--- begin Source records ---

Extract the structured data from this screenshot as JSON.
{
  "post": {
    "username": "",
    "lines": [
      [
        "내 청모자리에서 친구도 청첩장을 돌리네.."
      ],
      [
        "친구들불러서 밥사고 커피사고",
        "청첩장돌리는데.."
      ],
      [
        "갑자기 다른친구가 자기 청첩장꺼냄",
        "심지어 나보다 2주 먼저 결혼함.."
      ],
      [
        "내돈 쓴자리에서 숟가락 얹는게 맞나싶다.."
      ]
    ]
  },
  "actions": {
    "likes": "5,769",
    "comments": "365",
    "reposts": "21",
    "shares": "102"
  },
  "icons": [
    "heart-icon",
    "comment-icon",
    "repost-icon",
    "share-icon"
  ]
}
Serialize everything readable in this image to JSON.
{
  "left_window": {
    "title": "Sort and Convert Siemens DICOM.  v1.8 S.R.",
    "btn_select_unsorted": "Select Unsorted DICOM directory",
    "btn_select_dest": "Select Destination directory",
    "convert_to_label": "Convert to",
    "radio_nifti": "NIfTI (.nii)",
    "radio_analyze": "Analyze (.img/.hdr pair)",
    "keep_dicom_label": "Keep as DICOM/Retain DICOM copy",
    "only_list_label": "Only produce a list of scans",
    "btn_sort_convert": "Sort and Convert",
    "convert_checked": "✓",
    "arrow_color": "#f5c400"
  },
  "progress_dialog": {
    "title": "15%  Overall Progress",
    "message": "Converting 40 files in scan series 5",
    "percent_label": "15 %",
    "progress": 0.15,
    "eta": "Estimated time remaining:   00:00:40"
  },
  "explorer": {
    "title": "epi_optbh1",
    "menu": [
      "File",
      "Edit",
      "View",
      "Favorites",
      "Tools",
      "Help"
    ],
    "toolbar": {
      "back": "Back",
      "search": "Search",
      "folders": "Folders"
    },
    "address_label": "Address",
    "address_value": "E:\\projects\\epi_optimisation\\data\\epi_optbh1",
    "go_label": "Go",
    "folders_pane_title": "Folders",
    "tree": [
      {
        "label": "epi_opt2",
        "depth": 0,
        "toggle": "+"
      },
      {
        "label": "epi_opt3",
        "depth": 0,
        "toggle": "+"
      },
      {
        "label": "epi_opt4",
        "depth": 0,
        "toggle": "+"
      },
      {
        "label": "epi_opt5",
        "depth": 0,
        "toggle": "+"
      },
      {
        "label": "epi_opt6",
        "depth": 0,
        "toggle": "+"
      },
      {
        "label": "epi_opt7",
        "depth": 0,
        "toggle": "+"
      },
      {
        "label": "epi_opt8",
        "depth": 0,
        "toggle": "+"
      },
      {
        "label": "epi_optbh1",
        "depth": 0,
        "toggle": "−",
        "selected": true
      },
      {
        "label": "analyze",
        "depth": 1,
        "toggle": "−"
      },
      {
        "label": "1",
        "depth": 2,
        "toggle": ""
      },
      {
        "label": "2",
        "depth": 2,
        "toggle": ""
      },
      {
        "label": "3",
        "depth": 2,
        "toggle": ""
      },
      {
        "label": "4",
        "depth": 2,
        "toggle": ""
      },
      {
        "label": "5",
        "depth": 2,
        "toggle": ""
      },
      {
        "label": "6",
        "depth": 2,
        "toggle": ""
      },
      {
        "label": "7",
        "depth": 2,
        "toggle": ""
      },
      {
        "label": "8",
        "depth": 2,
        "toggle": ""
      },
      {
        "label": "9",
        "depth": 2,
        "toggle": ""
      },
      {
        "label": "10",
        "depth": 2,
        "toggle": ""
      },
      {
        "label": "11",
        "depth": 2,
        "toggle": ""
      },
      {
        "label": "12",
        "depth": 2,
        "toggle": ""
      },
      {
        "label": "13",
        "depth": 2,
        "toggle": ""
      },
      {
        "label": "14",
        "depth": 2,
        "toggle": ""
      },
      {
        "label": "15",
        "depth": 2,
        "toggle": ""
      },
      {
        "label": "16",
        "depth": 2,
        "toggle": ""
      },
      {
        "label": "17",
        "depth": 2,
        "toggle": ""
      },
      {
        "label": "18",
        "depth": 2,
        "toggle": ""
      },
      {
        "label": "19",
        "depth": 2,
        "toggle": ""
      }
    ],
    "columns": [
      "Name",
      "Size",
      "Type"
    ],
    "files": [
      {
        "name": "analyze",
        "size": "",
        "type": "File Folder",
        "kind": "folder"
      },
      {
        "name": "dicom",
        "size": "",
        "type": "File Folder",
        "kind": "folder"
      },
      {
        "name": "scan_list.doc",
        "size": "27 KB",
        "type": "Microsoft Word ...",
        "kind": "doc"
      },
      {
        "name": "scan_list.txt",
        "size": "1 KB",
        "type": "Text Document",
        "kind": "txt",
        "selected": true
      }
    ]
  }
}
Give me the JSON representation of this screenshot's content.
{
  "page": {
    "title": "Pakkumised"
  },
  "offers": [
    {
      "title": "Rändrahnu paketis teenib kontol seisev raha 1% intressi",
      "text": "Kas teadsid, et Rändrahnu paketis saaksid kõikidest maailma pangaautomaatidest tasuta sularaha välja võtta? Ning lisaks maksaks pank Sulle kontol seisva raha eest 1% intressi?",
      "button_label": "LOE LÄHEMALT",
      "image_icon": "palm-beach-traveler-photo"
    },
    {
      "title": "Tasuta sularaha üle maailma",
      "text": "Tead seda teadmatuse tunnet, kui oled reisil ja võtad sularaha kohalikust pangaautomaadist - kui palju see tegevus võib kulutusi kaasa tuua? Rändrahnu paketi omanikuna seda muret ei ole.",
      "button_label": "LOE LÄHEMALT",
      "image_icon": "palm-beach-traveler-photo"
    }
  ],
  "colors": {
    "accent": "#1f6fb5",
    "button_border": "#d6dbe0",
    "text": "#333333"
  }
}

--- end Source records ---

Instruction:
Write out every line from the records above, word for word.

Answer below:
Extract the structured data from this screenshot as JSON.
{
  "post": {
    "username": "",
    "lines": [
      [
        "내 청모자리에서 친구도 청첩장을 돌리네.."
      ],
      [
        "친구들불러서 밥사고 커피사고",
        "청첩장돌리는데.."
      ],
      [
        "갑자기 다른친구가 자기 청첩장꺼냄",
        "심지어 나보다 2주 먼저 결혼함.."
      ],
      [
        "내돈 쓴자리에서 숟가락 얹는게 맞나싶다.."
      ]
    ]
  },
  "actions": {
    "likes": "5,769",
    "comments": "365",
    "reposts": "21",
    "shares": "102"
  },
  "icons": [
    "heart-icon",
    "comment-icon",
    "repost-icon",
    "share-icon"
  ]
}
Serialize everything readable in this image to JSON.
{
  "left_window": {
    "title": "Sort and Convert Siemens DICOM.  v1.8 S.R.",
    "btn_select_unsorted": "Select Unsorted DICOM directory",
    "btn_select_dest": "Select Destination directory",
    "convert_to_label": "Convert to",
    "radio_nifti": "NIfTI (.nii)",
    "radio_analyze": "Analyze (.img/.hdr pair)",
    "keep_dicom_label": "Keep as DICOM/Retain DICOM copy",
    "only_list_label": "Only produce a list of scans",
    "btn_sort_convert": "Sort and Convert",
    "convert_checked": "✓",
    "arrow_color": "#f5c400"
  },
  "progress_dialog": {
    "title": "15%  Overall Progress",
    "message": "Converting 40 files in scan series 5",
    "percent_label": "15 %",
    "progress": 0.15,
    "eta": "Estimated time remaining:   00:00:40"
  },
  "explorer": {
    "title": "epi_optbh1",
    "menu": [
      "File",
      "Edit",
      "View",
      "Favorites",
      "Tools",
      "Help"
    ],
    "toolbar": {
      "back": "Back",
      "search": "Search",
      "folders": "Folders"
    },
    "address_label": "Address",
    "address_value": "E:\\projects\\epi_optimisation\\data\\epi_optbh1",
    "go_label": "Go",
    "folders_pane_title": "Folders",
    "tree": [
      {
        "label": "epi_opt2",
        "depth": 0,
        "toggle": "+"
      },
      {
        "label": "epi_opt3",
        "depth": 0,
        "toggle": "+"
      },
      {
        "label": "epi_opt4",
        "depth": 0,
        "toggle": "+"
      },
      {
        "label": "epi_opt5",
        "depth": 0,
        "toggle": "+"
      },
      {
        "label": "epi_opt6",
        "depth": 0,
        "toggle": "+"
      },
      {
        "label": "epi_opt7",
        "depth": 0,
        "toggle": "+"
      },
      {
        "label": "epi_opt8",
        "depth": 0,
        "toggle": "+"
      },
      {
        "label": "epi_optbh1",
        "depth": 0,
        "toggle": "−",
        "selected": true
      },
      {
        "label": "analyze",
        "depth": 1,
        "toggle": "−"
      },
      {
        "label": "1",
        "depth": 2,
        "toggle": ""
      },
      {
        "label": "2",
        "depth": 2,
        "toggle": ""
      },
      {
        "label": "3",
        "depth": 2,
        "toggle": ""
      },
      {
        "label": "4",
        "depth": 2,
        "toggle": ""
      },
      {
        "label": "5",
        "depth": 2,
        "toggle": ""
      },
      {
        "label": "6",
        "depth": 2,
        "toggle": ""
      },
      {
        "label": "7",
        "depth": 2,
        "toggle": ""
      },
      {
        "label": "8",
        "depth": 2,
        "toggle": ""
      },
      {
        "label": "9",
        "depth": 2,
        "toggle": ""
      },
      {
        "label": "10",
        "depth": 2,
        "toggle": ""
      },
      {
        "label": "11",
        "depth": 2,
        "toggle": ""
      },
      {
        "label": "12",
        "depth": 2,
        "toggle": ""
      },
      {
        "label": "13",
        "depth": 2,
        "toggle": ""
      },
      {
        "label": "14",
        "depth": 2,
        "toggle": ""
      },
      {
        "label": "15",
        "depth": 2,
        "toggle": ""
      },
      {
        "label": "16",
        "depth": 2,
        "toggle": ""
      },
      {
        "label": "17",
        "depth": 2,
        "toggle": ""
      },
      {
        "label": "18",
        "depth": 2,
        "toggle": ""
      },
      {
        "label": "19",
        "depth": 2,
        "toggle": ""
      }
    ],
    "columns": [
      "Name",
      "Size",
      "Type"
    ],
    "files": [
      {
        "name": "analyze",
        "size": "",
        "type": "File Folder",
        "kind": "folder"
      },
      {
        "name": "dicom",
        "size": "",
        "type": "File Folder",
        "kind": "folder"
      },
      {
        "name": "scan_list.doc",
        "size": "27 KB",
        "type": "Microsoft Word ...",
        "kind": "doc"
      },
      {
        "name": "scan_list.txt",
        "size": "1 KB",
        "type": "Text Document",
        "kind": "txt",
        "selected": true
      }
    ]
  }
}
Give me the JSON representation of this screenshot's content.
{
  "page": {
    "title": "Pakkumised"
  },
  "offers": [
    {
      "title": "Rändrahnu paketis teenib kontol seisev raha 1% intressi",
      "text": "Kas teadsid, et Rändrahnu paketis saaksid kõikidest maailma pangaautomaatidest tasuta sularaha välja võtta? Ning lisaks maksaks pank Sulle kontol seisva raha eest 1% intressi?",
      "button_label": "LOE LÄHEMALT",
      "image_icon": "palm-beach-traveler-photo"
    },
    {
      "title": "Tasuta sularaha üle maailma",
      "text": "Tead seda teadmatuse tunnet, kui oled reisil ja võtad sularaha kohalikust pangaautomaadist - kui palju see tegevus võib kulutusi kaasa tuua? Rändrahnu paketi omanikuna seda muret ei ole.",
      "button_label": "LOE LÄHEMALT",
      "image_icon": "palm-beach-traveler-photo"
    }
  ],
  "colors": {
    "accent": "#1f6fb5",
    "button_border": "#d6dbe0",
    "text": "#333333"
  }
}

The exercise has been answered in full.